→ **Stored records**
* * * * * * * * *

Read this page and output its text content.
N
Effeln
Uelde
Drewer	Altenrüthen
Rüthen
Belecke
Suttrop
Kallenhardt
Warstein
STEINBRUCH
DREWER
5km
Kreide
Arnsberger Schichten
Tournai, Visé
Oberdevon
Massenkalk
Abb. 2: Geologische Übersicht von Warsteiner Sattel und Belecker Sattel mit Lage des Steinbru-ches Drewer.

* * * * * * * * *

Return every record, word for word.

Read this page and output its text content.
N
Effeln
Uelde
Drewer	Altenrüthen
Rüthen
Belecke
Suttrop
Kallenhardt
Warstein
STEINBRUCH
DREWER
5km
Kreide
Arnsberger Schichten
Tournai, Visé
Oberdevon
Massenkalk
Abb. 2: Geologische Übersicht von Warsteiner Sattel und Belecker Sattel mit Lage des Steinbru-ches Drewer.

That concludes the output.